• _Exercise aim_
Go through the listing below and list every line with "courts".

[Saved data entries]
-- Begin --

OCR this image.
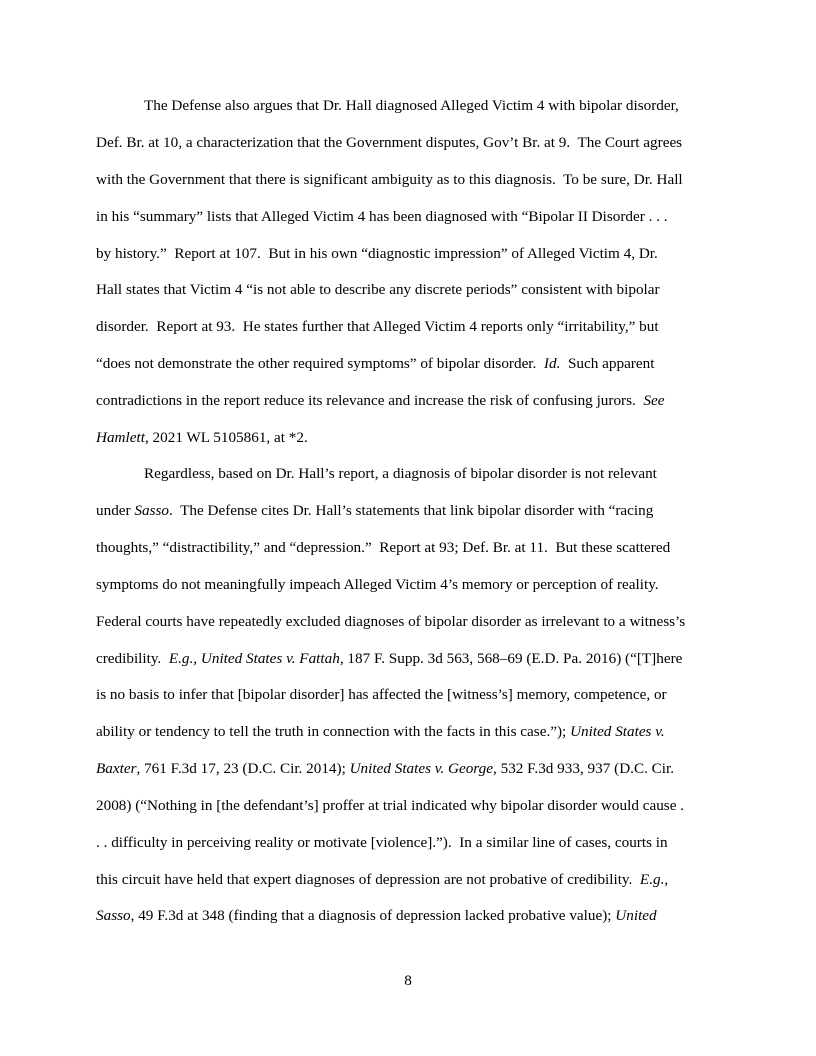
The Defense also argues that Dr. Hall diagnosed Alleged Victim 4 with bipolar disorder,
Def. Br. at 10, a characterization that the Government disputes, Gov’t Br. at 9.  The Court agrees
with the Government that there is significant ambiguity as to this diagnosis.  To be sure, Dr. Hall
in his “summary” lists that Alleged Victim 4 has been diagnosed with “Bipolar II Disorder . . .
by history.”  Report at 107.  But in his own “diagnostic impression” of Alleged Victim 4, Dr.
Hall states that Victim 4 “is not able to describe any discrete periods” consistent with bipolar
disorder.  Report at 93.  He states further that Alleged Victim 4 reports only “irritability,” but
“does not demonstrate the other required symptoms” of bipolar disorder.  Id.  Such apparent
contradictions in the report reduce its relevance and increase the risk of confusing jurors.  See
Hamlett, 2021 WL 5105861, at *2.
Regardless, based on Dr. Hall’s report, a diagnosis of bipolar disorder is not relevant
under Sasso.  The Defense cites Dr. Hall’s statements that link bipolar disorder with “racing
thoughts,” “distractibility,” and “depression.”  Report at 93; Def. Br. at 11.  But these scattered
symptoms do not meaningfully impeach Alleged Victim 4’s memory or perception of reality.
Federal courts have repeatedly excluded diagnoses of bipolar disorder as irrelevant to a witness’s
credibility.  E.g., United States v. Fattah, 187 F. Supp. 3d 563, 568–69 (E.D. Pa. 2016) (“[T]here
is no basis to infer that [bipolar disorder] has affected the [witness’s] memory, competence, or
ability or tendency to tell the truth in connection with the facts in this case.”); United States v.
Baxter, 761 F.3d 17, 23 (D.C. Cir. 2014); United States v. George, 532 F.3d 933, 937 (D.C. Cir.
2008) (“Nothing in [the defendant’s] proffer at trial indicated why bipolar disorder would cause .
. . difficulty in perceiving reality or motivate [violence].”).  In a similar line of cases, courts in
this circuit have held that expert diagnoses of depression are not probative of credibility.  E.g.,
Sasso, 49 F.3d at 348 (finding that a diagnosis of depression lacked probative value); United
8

-- End --

• _Exercise output_
Federal courts have repeatedly excluded diagnoses of bipolar disorder as irrelevant to a witness’s
. . difficulty in perceiving reality or motivate [violence].”).  In a similar line of cases, courts in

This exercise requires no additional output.